Written exercise
Copy out every line in the entries below that includes "imediatamente".

Recorded data
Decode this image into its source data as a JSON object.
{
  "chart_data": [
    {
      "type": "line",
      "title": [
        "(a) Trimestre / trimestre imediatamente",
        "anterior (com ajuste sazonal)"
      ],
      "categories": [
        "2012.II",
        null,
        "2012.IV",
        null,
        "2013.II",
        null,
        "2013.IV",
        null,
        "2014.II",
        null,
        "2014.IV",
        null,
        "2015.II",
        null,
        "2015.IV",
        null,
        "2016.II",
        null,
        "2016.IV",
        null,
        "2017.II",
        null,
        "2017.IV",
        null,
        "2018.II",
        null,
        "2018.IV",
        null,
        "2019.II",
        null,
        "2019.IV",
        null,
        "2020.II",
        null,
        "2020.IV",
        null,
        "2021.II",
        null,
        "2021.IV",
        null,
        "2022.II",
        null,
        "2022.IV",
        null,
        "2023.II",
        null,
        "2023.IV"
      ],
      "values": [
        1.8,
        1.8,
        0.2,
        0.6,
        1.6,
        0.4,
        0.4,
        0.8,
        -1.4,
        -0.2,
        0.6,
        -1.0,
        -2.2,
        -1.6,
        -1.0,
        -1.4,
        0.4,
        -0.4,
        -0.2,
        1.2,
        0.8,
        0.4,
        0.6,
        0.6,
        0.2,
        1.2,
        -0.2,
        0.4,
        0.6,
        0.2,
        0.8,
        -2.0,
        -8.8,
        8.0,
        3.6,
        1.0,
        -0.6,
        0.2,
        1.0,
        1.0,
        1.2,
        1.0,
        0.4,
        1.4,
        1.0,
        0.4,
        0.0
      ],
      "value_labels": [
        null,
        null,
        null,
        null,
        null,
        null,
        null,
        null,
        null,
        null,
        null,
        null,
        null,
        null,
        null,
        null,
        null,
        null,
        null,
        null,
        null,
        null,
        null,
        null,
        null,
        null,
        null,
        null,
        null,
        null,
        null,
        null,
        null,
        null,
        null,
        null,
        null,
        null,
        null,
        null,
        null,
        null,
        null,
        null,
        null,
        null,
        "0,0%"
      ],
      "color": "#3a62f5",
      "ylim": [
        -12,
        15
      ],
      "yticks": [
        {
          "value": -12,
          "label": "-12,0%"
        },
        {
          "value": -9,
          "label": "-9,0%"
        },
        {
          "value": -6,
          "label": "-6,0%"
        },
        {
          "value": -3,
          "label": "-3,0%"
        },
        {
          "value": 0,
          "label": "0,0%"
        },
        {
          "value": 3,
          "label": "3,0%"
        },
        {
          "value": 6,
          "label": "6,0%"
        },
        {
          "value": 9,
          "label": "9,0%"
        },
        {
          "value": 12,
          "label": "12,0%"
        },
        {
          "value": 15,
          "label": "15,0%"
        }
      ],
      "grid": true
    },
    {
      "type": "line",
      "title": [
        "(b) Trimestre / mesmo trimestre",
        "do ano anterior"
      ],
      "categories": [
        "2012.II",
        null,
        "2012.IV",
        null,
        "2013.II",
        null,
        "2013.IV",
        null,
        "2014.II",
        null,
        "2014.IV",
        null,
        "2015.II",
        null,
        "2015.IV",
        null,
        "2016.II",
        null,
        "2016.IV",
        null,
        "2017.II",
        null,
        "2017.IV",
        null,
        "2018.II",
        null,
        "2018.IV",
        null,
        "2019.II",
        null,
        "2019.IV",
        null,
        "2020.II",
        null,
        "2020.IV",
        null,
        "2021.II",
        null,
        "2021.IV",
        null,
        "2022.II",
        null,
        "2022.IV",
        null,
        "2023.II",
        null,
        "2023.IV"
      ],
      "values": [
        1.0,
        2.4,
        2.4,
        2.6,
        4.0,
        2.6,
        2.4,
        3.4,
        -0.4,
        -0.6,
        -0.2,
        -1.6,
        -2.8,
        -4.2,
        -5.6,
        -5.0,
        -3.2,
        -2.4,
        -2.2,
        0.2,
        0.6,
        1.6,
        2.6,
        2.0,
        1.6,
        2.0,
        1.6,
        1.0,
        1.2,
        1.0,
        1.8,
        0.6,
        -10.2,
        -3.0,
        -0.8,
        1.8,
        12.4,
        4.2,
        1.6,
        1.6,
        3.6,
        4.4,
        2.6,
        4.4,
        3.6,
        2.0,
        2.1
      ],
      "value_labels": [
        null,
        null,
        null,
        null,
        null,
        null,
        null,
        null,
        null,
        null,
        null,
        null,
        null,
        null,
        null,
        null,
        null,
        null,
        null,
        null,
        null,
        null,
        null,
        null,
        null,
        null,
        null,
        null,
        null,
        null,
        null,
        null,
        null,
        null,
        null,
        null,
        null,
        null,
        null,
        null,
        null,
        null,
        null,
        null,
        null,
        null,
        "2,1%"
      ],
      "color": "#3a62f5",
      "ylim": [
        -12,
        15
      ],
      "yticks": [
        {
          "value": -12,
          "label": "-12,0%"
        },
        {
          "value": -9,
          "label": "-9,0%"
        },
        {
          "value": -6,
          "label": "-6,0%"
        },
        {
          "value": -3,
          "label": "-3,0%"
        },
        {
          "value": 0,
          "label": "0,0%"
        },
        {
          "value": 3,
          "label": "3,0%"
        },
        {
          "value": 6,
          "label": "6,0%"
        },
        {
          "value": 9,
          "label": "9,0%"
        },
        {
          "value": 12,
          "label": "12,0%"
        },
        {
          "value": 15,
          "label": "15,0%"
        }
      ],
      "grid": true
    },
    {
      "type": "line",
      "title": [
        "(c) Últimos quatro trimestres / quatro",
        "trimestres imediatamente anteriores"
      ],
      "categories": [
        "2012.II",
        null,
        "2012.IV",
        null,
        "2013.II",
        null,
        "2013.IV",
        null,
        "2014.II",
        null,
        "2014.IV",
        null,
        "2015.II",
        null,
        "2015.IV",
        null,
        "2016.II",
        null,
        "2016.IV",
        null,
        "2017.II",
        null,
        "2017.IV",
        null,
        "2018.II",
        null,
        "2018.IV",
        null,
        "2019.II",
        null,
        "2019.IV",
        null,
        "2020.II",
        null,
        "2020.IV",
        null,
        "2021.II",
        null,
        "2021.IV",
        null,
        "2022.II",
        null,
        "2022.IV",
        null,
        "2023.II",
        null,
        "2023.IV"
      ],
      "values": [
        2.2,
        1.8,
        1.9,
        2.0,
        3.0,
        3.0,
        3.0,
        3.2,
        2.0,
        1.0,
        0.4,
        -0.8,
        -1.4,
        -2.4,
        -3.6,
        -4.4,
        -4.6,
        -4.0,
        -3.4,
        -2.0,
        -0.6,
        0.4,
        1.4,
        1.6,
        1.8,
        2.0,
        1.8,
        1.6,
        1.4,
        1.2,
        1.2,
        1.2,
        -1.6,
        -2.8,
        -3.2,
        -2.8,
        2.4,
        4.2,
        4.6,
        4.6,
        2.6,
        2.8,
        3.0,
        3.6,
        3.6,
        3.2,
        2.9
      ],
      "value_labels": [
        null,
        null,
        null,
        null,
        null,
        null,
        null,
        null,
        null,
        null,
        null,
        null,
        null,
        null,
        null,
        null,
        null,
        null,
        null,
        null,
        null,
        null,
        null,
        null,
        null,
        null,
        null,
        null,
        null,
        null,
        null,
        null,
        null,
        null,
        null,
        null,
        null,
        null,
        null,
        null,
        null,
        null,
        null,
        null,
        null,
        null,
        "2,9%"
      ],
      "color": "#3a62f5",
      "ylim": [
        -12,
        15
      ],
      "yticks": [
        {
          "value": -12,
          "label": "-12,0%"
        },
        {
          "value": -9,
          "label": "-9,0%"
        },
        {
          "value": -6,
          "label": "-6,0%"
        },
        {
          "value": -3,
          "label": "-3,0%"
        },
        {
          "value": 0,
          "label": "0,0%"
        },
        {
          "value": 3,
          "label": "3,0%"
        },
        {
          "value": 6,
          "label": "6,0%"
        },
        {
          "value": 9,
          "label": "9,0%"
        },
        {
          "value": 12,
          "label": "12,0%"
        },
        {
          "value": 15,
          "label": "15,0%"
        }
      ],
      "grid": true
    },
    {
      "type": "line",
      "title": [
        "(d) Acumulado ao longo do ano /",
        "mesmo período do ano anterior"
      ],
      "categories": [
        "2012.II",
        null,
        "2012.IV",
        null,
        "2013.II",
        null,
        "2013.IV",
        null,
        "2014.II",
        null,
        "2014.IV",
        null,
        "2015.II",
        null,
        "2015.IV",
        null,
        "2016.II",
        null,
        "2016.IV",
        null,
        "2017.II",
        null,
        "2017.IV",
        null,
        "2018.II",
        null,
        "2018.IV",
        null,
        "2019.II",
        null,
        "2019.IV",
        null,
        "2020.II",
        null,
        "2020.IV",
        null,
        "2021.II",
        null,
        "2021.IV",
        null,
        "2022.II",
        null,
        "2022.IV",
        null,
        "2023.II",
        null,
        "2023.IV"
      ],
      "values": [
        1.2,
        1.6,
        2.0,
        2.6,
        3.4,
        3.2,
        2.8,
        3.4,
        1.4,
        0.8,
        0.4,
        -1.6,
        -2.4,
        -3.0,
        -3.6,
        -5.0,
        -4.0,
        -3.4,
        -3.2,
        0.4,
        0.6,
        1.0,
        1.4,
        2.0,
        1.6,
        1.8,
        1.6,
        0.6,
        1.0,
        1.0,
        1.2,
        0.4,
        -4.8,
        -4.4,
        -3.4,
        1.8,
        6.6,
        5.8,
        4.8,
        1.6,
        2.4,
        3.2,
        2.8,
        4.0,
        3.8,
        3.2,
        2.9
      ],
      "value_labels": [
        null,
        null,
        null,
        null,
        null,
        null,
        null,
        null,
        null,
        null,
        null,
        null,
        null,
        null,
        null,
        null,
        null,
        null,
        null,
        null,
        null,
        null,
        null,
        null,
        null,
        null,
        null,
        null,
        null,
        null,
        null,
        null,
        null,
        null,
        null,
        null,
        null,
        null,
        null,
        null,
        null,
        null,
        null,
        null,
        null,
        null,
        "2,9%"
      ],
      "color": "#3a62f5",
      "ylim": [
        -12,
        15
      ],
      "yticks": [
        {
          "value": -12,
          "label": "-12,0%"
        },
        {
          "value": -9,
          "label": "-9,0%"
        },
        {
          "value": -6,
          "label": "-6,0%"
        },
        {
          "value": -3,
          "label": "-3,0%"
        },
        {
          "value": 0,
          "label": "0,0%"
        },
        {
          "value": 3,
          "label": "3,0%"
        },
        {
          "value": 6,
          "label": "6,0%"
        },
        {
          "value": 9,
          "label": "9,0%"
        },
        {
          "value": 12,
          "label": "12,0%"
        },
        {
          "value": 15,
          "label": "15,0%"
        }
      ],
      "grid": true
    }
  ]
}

The completed task
        "(a) Trimestre / trimestre imediatamente",
        "trimestres imediatamente anteriores"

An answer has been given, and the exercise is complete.